## WHAT IS NEEDED:
Rewrite every item below, updating each "width_in" to "bit_width" and leaving everything else unchanged.

## DATA RECORDS:
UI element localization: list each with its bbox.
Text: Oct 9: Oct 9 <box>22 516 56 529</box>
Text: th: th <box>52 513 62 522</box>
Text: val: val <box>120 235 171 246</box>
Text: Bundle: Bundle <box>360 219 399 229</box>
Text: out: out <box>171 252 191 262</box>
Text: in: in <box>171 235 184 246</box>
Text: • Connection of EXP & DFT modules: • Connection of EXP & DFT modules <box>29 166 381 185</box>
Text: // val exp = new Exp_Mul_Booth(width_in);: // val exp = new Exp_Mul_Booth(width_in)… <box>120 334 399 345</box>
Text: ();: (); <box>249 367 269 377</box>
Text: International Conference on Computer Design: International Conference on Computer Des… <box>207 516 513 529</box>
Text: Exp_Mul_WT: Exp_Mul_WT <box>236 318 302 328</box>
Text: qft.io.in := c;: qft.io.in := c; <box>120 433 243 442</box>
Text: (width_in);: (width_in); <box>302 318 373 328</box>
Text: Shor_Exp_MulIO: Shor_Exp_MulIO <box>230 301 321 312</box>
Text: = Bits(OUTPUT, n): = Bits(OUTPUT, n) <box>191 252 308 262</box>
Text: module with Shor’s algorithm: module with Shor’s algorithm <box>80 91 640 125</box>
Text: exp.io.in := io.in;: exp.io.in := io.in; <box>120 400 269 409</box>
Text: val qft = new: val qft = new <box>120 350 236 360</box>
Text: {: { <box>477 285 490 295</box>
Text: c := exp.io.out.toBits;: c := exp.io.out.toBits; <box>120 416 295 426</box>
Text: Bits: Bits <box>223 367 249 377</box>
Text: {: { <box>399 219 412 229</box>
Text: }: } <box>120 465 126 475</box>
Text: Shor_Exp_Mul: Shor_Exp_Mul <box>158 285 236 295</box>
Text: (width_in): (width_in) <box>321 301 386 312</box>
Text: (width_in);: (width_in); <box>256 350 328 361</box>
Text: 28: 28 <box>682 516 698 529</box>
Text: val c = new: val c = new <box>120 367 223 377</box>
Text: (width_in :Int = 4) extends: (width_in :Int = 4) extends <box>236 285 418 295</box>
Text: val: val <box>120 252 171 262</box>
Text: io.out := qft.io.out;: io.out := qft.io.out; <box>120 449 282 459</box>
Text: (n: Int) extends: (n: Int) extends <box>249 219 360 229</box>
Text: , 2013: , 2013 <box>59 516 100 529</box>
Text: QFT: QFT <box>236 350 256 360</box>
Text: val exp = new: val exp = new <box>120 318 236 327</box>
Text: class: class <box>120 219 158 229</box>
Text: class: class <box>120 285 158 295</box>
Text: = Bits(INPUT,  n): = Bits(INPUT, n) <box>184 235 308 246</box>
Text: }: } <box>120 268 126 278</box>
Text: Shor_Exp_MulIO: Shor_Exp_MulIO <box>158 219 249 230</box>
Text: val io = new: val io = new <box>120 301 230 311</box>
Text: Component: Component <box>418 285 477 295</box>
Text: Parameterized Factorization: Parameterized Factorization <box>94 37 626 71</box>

## CORRECT ANSWER:
UI element localization: list each with its bbox.
Text: Oct 9: Oct 9 <box>22 516 56 529</box>
Text: th: th <box>52 513 62 522</box>
Text: val: val <box>120 235 171 246</box>
Text: Bundle: Bundle <box>360 219 399 229</box>
Text: out: out <box>171 252 191 262</box>
Text: in: in <box>171 235 184 246</box>
Text: • Connection of EXP & DFT modules: • Connection of EXP & DFT modules <box>29 166 381 185</box>
Text: // val exp = new Exp_Mul_Booth(bit_width);: // val exp = new Exp_Mul_Booth(bit_width)… <box>120 334 399 345</box>
Text: ();: (); <box>249 367 269 377</box>
Text: International Conference on Computer Design: International Conference on Computer Des… <box>207 516 513 529</box>
Text: Exp_Mul_WT: Exp_Mul_WT <box>236 318 302 328</box>
Text: qft.io.in := c;: qft.io.in := c; <box>120 433 243 442</box>
Text: (bit_width);: (bit_width); <box>302 318 373 328</box>
Text: Shor_Exp_MulIO: Shor_Exp_MulIO <box>230 301 321 312</box>
Text: = Bits(OUTPUT, n): = Bits(OUTPUT, n) <box>191 252 308 262</box>
Text: module with Shor’s algorithm: module with Shor’s algorithm <box>80 91 640 125</box>
Text: exp.io.in := io.in;: exp.io.in := io.in; <box>120 400 269 409</box>
Text: val qft = new: val qft = new <box>120 350 236 360</box>
Text: {: { <box>477 285 490 295</box>
Text: c := exp.io.out.toBits;: c := exp.io.out.toBits; <box>120 416 295 426</box>
Text: Bits: Bits <box>223 367 249 377</box>
Text: {: { <box>399 219 412 229</box>
Text: }: } <box>120 465 126 475</box>
Text: Shor_Exp_Mul: Shor_Exp_Mul <box>158 285 236 295</box>
Text: (bit_width): (bit_width) <box>321 301 386 312</box>
Text: (bit_width);: (bit_width); <box>256 350 328 361</box>
Text: 28: 28 <box>682 516 698 529</box>
Text: val c = new: val c = new <box>120 367 223 377</box>
Text: (bit_width :Int = 4) extends: (bit_width :Int = 4) extends <box>236 285 418 295</box>
Text: val: val <box>120 252 171 262</box>
Text: io.out := qft.io.out;: io.out := qft.io.out; <box>120 449 282 459</box>
Text: (n: Int) extends: (n: Int) extends <box>249 219 360 229</box>
Text: , 2013: , 2013 <box>59 516 100 529</box>
Text: QFT: QFT <box>236 350 256 360</box>
Text: val exp = new: val exp = new <box>120 318 236 327</box>
Text: class: class <box>120 219 158 229</box>
Text: class: class <box>120 285 158 295</box>
Text: = Bits(INPUT,  n): = Bits(INPUT, n) <box>184 235 308 246</box>
Text: }: } <box>120 268 126 278</box>
Text: Shor_Exp_MulIO: Shor_Exp_MulIO <box>158 219 249 230</box>
Text: val io = new: val io = new <box>120 301 230 311</box>
Text: Component: Component <box>418 285 477 295</box>
Text: Parameterized Factorization: Parameterized Factorization <box>94 37 626 71</box>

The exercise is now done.